**What the task requires**:
Write out the material again exactly, please, and omit the pictures.

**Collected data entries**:
+++
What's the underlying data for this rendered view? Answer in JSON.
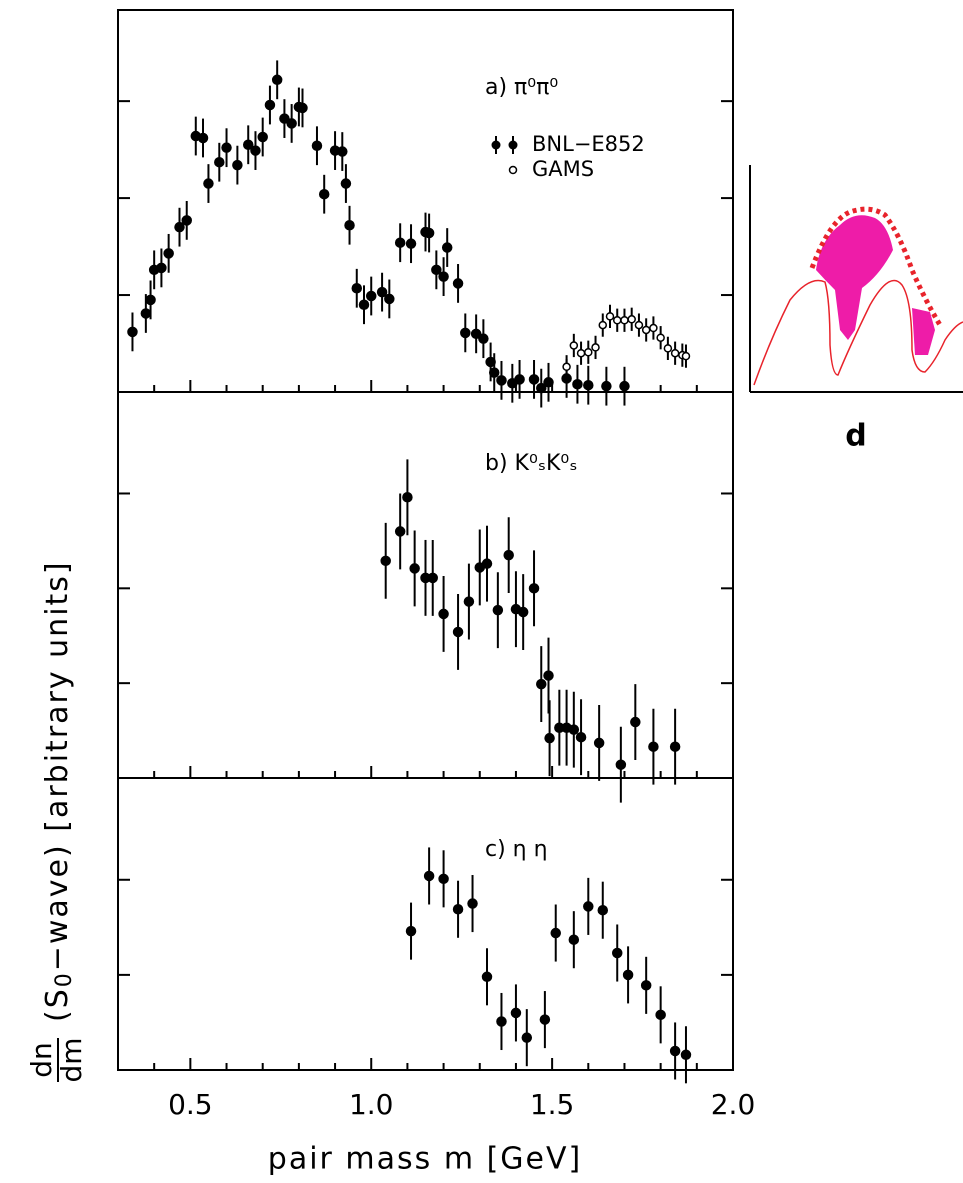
{
  "ylabel": {
    "num": "dn",
    "den": "dm",
    "open": "(S",
    "sub": "0",
    "rest": "−wave)  [arbitrary units]"
  },
  "xlabel": "pair mass  m  [GeV]",
  "inset": {
    "label": "d"
  },
  "chart_data": [
    {
      "type": "scatter",
      "title": "a)  π⁰π⁰",
      "xlim": [
        0.3,
        2.0
      ],
      "ylim": [
        0,
        3.94
      ],
      "yticks": [
        1,
        2,
        3
      ],
      "xticks": [
        0.5,
        {
          "value": 1,
          "label": "1.0"
        },
        1.5,
        {
          "value": 2,
          "label": "2.0"
        }
      ],
      "xminor": [
        0.4,
        0.6,
        0.7,
        0.8,
        0.9,
        1.1,
        1.2,
        1.3,
        1.4,
        1.6,
        1.7,
        1.8,
        1.9
      ],
      "series": [
        {
          "name": "BNL−E852",
          "color": "#000000",
          "marker": "filled",
          "error": 0.2,
          "x": [
            0.34,
            0.377,
            0.39,
            0.4,
            0.42,
            0.44,
            0.47,
            0.49,
            0.515,
            0.535,
            0.55,
            0.58,
            0.6,
            0.63,
            0.66,
            0.68,
            0.7,
            0.72,
            0.74,
            0.76,
            0.78,
            0.8,
            0.81,
            0.85,
            0.87,
            0.9,
            0.92,
            0.93,
            0.94,
            0.96,
            0.98,
            1.0,
            1.03,
            1.05,
            1.08,
            1.11,
            1.15,
            1.16,
            1.18,
            1.2,
            1.21,
            1.24,
            1.26,
            1.29,
            1.31,
            1.33,
            1.34,
            1.36,
            1.39,
            1.41,
            1.45,
            1.47,
            1.49,
            1.54,
            1.57,
            1.6,
            1.65,
            1.7
          ],
          "values": [
            0.62,
            0.81,
            0.95,
            1.26,
            1.28,
            1.43,
            1.7,
            1.77,
            2.64,
            2.62,
            2.15,
            2.37,
            2.52,
            2.34,
            2.55,
            2.49,
            2.63,
            2.96,
            3.22,
            2.82,
            2.77,
            2.94,
            2.93,
            2.54,
            2.04,
            2.49,
            2.48,
            2.15,
            1.72,
            1.07,
            0.9,
            0.99,
            1.03,
            0.96,
            1.54,
            1.53,
            1.65,
            1.64,
            1.26,
            1.19,
            1.49,
            1.12,
            0.61,
            0.6,
            0.55,
            0.31,
            0.2,
            0.12,
            0.09,
            0.13,
            0.13,
            0.04,
            0.1,
            0.14,
            0.08,
            0.07,
            0.06,
            0.06
          ]
        },
        {
          "name": "GAMS",
          "color": "#000000",
          "marker": "open",
          "error": 0.12,
          "x": [
            1.54,
            1.56,
            1.58,
            1.6,
            1.62,
            1.64,
            1.66,
            1.68,
            1.7,
            1.72,
            1.74,
            1.76,
            1.78,
            1.8,
            1.82,
            1.84,
            1.86,
            1.87
          ],
          "values": [
            0.26,
            0.48,
            0.4,
            0.41,
            0.46,
            0.69,
            0.78,
            0.74,
            0.74,
            0.75,
            0.69,
            0.64,
            0.66,
            0.56,
            0.45,
            0.4,
            0.38,
            0.37
          ]
        }
      ]
    },
    {
      "type": "scatter",
      "title": "b)  K⁰ₛK⁰ₛ",
      "xlim": [
        0.3,
        2.0
      ],
      "ylim": [
        0,
        4.07
      ],
      "yticks": [
        1,
        2,
        3
      ],
      "xticks": [
        0.5,
        {
          "value": 1,
          "label": "1.0"
        },
        1.5,
        {
          "value": 2,
          "label": "2.0"
        }
      ],
      "xminor": [
        0.4,
        0.6,
        0.7,
        0.8,
        0.9,
        1.1,
        1.2,
        1.3,
        1.4,
        1.6,
        1.7,
        1.8,
        1.9
      ],
      "series": [
        {
          "color": "#000000",
          "marker": "filled",
          "error": 0.4,
          "x": [
            1.04,
            1.08,
            1.1,
            1.12,
            1.15,
            1.17,
            1.2,
            1.24,
            1.27,
            1.3,
            1.32,
            1.35,
            1.38,
            1.4,
            1.42,
            1.45,
            1.47,
            1.49,
            1.493,
            1.52,
            1.54,
            1.56,
            1.58,
            1.63,
            1.69,
            1.73,
            1.78,
            1.84
          ],
          "values": [
            2.29,
            2.6,
            2.96,
            2.21,
            2.11,
            2.11,
            1.73,
            1.54,
            1.86,
            2.22,
            2.26,
            1.77,
            2.35,
            1.78,
            1.75,
            2.0,
            0.99,
            1.08,
            0.42,
            0.53,
            0.53,
            0.51,
            0.43,
            0.37,
            0.14,
            0.59,
            0.33,
            0.33
          ]
        }
      ]
    },
    {
      "type": "scatter",
      "title": "c)  η η",
      "xlim": [
        0.3,
        2.0
      ],
      "ylim": [
        0,
        3.07
      ],
      "yticks": [
        1,
        2
      ],
      "xticks": [
        0.5,
        {
          "value": 1,
          "label": "1.0"
        },
        1.5,
        {
          "value": 2,
          "label": "2.0"
        }
      ],
      "xminor": [
        0.4,
        0.6,
        0.7,
        0.8,
        0.9,
        1.1,
        1.2,
        1.3,
        1.4,
        1.6,
        1.7,
        1.8,
        1.9
      ],
      "series": [
        {
          "color": "#000000",
          "marker": "filled",
          "error": 0.3,
          "x": [
            1.11,
            1.16,
            1.2,
            1.24,
            1.28,
            1.32,
            1.36,
            1.4,
            1.43,
            1.48,
            1.51,
            1.56,
            1.6,
            1.64,
            1.68,
            1.71,
            1.76,
            1.8,
            1.84,
            1.87
          ],
          "values": [
            1.46,
            2.04,
            2.01,
            1.69,
            1.75,
            0.98,
            0.51,
            0.6,
            0.34,
            0.53,
            1.44,
            1.37,
            1.72,
            1.68,
            1.23,
            1.0,
            0.89,
            0.58,
            0.2,
            0.16
          ]
        }
      ]
    }
  ]
}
+++
**Solved problem**:
What's the underlying data for this rendered view? Answer in JSON.
{
  "ylabel": {
    "num": "dn",
    "den": "dm",
    "open": "(S",
    "sub": "0",
    "rest": "−wave)  [arbitrary units]"
  },
  "xlabel": "pair mass  m  [GeV]",
  "inset": {
    "label": "d"
  },
  "chart_data": [
    {
      "type": "scatter",
      "title": "a)  π⁰π⁰",
      "xlim": [
        0.3,
        2.0
      ],
      "ylim": [
        0,
        3.94
      ],
      "yticks": [
        1,
        2,
        3
      ],
      "xticks": [
        0.5,
        {
          "value": 1,
          "label": "1.0"
        },
        1.5,
        {
          "value": 2,
          "label": "2.0"
        }
      ],
      "xminor": [
        0.4,
        0.6,
        0.7,
        0.8,
        0.9,
        1.1,
        1.2,
        1.3,
        1.4,
        1.6,
        1.7,
        1.8,
        1.9
      ],
      "series": [
        {
          "name": "BNL−E852",
          "color": "#000000",
          "marker": "filled",
          "error": 0.2,
          "x": [
            0.34,
            0.377,
            0.39,
            0.4,
            0.42,
            0.44,
            0.47,
            0.49,
            0.515,
            0.535,
            0.55,
            0.58,
            0.6,
            0.63,
            0.66,
            0.68,
            0.7,
            0.72,
            0.74,
            0.76,
            0.78,
            0.8,
            0.81,
            0.85,
            0.87,
            0.9,
            0.92,
            0.93,
            0.94,
            0.96,
            0.98,
            1.0,
            1.03,
            1.05,
            1.08,
            1.11,
            1.15,
            1.16,
            1.18,
            1.2,
            1.21,
            1.24,
            1.26,
            1.29,
            1.31,
            1.33,
            1.34,
            1.36,
            1.39,
            1.41,
            1.45,
            1.47,
            1.49,
            1.54,
            1.57,
            1.6,
            1.65,
            1.7
          ],
          "values": [
            0.62,
            0.81,
            0.95,
            1.26,
            1.28,
            1.43,
            1.7,
            1.77,
            2.64,
            2.62,
            2.15,
            2.37,
            2.52,
            2.34,
            2.55,
            2.49,
            2.63,
            2.96,
            3.22,
            2.82,
            2.77,
            2.94,
            2.93,
            2.54,
            2.04,
            2.49,
            2.48,
            2.15,
            1.72,
            1.07,
            0.9,
            0.99,
            1.03,
            0.96,
            1.54,
            1.53,
            1.65,
            1.64,
            1.26,
            1.19,
            1.49,
            1.12,
            0.61,
            0.6,
            0.55,
            0.31,
            0.2,
            0.12,
            0.09,
            0.13,
            0.13,
            0.04,
            0.1,
            0.14,
            0.08,
            0.07,
            0.06,
            0.06
          ]
        },
        {
          "name": "GAMS",
          "color": "#000000",
          "marker": "open",
          "error": 0.12,
          "x": [
            1.54,
            1.56,
            1.58,
            1.6,
            1.62,
            1.64,
            1.66,
            1.68,
            1.7,
            1.72,
            1.74,
            1.76,
            1.78,
            1.8,
            1.82,
            1.84,
            1.86,
            1.87
          ],
          "values": [
            0.26,
            0.48,
            0.4,
            0.41,
            0.46,
            0.69,
            0.78,
            0.74,
            0.74,
            0.75,
            0.69,
            0.64,
            0.66,
            0.56,
            0.45,
            0.4,
            0.38,
            0.37
          ]
        }
      ]
    },
    {
      "type": "scatter",
      "title": "b)  K⁰ₛK⁰ₛ",
      "xlim": [
        0.3,
        2.0
      ],
      "ylim": [
        0,
        4.07
      ],
      "yticks": [
        1,
        2,
        3
      ],
      "xticks": [
        0.5,
        {
          "value": 1,
          "label": "1.0"
        },
        1.5,
        {
          "value": 2,
          "label": "2.0"
        }
      ],
      "xminor": [
        0.4,
        0.6,
        0.7,
        0.8,
        0.9,
        1.1,
        1.2,
        1.3,
        1.4,
        1.6,
        1.7,
        1.8,
        1.9
      ],
      "series": [
        {
          "color": "#000000",
          "marker": "filled",
          "error": 0.4,
          "x": [
            1.04,
            1.08,
            1.1,
            1.12,
            1.15,
            1.17,
            1.2,
            1.24,
            1.27,
            1.3,
            1.32,
            1.35,
            1.38,
            1.4,
            1.42,
            1.45,
            1.47,
            1.49,
            1.493,
            1.52,
            1.54,
            1.56,
            1.58,
            1.63,
            1.69,
            1.73,
            1.78,
            1.84
          ],
          "values": [
            2.29,
            2.6,
            2.96,
            2.21,
            2.11,
            2.11,
            1.73,
            1.54,
            1.86,
            2.22,
            2.26,
            1.77,
            2.35,
            1.78,
            1.75,
            2.0,
            0.99,
            1.08,
            0.42,
            0.53,
            0.53,
            0.51,
            0.43,
            0.37,
            0.14,
            0.59,
            0.33,
            0.33
          ]
        }
      ]
    },
    {
      "type": "scatter",
      "title": "c)  η η",
      "xlim": [
        0.3,
        2.0
      ],
      "ylim": [
        0,
        3.07
      ],
      "yticks": [
        1,
        2
      ],
      "xticks": [
        0.5,
        {
          "value": 1,
          "label": "1.0"
        },
        1.5,
        {
          "value": 2,
          "label": "2.0"
        }
      ],
      "xminor": [
        0.4,
        0.6,
        0.7,
        0.8,
        0.9,
        1.1,
        1.2,
        1.3,
        1.4,
        1.6,
        1.7,
        1.8,
        1.9
      ],
      "series": [
        {
          "color": "#000000",
          "marker": "filled",
          "error": 0.3,
          "x": [
            1.11,
            1.16,
            1.2,
            1.24,
            1.28,
            1.32,
            1.36,
            1.4,
            1.43,
            1.48,
            1.51,
            1.56,
            1.6,
            1.64,
            1.68,
            1.71,
            1.76,
            1.8,
            1.84,
            1.87
          ],
          "values": [
            1.46,
            2.04,
            2.01,
            1.69,
            1.75,
            0.98,
            0.51,
            0.6,
            0.34,
            0.53,
            1.44,
            1.37,
            1.72,
            1.68,
            1.23,
            1.0,
            0.89,
            0.58,
            0.2,
            0.16
          ]
        }
      ]
    }
  ]
}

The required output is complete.